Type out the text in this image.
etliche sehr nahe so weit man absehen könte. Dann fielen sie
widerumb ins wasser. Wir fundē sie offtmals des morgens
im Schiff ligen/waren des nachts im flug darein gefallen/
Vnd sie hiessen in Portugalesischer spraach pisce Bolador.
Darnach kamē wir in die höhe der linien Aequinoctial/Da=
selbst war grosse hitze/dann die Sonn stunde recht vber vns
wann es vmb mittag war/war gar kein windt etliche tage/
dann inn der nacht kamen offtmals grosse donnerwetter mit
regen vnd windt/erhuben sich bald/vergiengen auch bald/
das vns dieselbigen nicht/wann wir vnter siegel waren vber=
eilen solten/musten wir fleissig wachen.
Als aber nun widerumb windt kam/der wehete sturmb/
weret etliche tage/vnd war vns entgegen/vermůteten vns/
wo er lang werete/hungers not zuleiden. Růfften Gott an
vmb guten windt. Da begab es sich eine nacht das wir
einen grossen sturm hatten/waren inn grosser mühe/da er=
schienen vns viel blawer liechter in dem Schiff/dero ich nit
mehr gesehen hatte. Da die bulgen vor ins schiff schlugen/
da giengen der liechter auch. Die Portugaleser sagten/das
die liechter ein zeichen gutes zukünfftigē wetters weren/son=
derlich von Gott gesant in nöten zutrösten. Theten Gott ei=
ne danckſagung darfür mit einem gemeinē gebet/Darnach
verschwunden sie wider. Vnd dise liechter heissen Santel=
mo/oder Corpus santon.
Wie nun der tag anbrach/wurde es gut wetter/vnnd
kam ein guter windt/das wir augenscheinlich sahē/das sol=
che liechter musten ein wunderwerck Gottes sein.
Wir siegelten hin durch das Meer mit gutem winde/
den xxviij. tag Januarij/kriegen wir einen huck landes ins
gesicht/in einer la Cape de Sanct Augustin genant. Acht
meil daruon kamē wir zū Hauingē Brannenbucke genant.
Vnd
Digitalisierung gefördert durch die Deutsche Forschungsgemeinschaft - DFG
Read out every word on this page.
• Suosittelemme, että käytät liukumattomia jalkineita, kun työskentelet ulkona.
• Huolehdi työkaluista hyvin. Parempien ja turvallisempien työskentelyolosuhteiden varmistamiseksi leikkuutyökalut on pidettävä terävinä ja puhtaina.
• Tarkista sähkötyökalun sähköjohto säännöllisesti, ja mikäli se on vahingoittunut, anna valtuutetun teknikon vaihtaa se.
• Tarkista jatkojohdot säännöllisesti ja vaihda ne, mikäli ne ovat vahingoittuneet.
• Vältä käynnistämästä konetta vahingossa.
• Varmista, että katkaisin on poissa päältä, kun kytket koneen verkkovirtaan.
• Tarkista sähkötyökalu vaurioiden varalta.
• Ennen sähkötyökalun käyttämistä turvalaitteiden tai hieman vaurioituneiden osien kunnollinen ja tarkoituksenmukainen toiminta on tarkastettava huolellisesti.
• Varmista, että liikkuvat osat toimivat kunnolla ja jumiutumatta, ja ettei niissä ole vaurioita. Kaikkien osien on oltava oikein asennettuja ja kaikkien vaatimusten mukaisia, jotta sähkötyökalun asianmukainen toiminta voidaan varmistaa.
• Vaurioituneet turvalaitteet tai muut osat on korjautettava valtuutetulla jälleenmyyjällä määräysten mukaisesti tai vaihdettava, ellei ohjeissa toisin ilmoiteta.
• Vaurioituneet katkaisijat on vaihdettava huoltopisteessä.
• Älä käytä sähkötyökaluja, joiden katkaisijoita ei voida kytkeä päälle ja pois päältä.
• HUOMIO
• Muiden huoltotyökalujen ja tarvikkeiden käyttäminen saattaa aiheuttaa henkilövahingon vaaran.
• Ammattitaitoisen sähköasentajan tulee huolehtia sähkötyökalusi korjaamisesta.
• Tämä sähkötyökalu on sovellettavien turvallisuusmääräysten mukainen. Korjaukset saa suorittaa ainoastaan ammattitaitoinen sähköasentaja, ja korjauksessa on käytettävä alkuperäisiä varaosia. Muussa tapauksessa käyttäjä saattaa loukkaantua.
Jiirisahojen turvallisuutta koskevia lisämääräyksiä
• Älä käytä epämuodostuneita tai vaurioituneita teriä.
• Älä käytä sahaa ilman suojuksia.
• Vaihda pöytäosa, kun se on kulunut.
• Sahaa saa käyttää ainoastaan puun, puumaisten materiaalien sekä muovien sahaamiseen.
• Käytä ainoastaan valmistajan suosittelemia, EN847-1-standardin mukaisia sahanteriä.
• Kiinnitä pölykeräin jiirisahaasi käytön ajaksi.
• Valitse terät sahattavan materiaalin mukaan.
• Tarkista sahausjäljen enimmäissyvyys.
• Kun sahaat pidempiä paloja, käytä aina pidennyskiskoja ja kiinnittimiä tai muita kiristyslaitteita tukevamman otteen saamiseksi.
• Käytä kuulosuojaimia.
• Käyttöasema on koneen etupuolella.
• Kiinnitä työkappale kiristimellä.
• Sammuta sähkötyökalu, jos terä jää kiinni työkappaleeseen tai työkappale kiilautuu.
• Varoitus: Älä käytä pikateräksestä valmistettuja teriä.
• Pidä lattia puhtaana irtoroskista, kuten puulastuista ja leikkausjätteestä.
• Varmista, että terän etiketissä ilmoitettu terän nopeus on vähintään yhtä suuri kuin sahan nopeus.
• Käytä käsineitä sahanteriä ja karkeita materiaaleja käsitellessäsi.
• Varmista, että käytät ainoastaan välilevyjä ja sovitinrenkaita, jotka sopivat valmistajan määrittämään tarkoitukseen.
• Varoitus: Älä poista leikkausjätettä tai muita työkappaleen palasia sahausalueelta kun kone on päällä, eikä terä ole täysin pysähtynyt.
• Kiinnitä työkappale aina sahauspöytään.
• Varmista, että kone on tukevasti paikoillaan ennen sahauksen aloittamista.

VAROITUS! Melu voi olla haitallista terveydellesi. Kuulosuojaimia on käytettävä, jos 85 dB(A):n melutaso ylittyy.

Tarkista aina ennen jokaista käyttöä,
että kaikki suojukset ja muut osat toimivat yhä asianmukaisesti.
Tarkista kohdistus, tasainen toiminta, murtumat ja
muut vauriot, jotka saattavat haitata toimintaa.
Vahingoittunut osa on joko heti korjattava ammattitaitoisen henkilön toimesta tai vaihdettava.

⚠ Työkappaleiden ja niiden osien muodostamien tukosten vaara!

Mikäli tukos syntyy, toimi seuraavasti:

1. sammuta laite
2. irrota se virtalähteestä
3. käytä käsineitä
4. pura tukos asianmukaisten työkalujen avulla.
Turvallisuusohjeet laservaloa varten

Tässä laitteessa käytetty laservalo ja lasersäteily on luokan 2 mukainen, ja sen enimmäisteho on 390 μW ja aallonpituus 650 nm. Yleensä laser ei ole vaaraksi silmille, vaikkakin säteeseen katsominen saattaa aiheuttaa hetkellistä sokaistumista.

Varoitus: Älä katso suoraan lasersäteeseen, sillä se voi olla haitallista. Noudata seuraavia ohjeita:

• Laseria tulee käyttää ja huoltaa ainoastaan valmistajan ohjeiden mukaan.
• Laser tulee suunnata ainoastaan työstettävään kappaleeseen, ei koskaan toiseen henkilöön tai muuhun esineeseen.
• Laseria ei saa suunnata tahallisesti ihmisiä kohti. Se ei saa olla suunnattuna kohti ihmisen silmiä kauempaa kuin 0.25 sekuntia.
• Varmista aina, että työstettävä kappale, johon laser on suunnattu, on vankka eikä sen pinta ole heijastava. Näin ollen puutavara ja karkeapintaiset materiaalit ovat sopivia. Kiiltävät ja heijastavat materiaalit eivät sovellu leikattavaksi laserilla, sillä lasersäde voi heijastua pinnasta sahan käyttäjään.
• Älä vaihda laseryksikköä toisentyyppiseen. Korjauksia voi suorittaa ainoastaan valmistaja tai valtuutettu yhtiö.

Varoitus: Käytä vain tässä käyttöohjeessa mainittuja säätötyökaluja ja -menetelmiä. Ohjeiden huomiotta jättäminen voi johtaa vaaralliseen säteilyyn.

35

● **WHAT IS NEEDED**: Each line that has the word "liechter" counts once. How many such lines are in the data? Give the number alone.

● **SOLUTION BELOW**: 5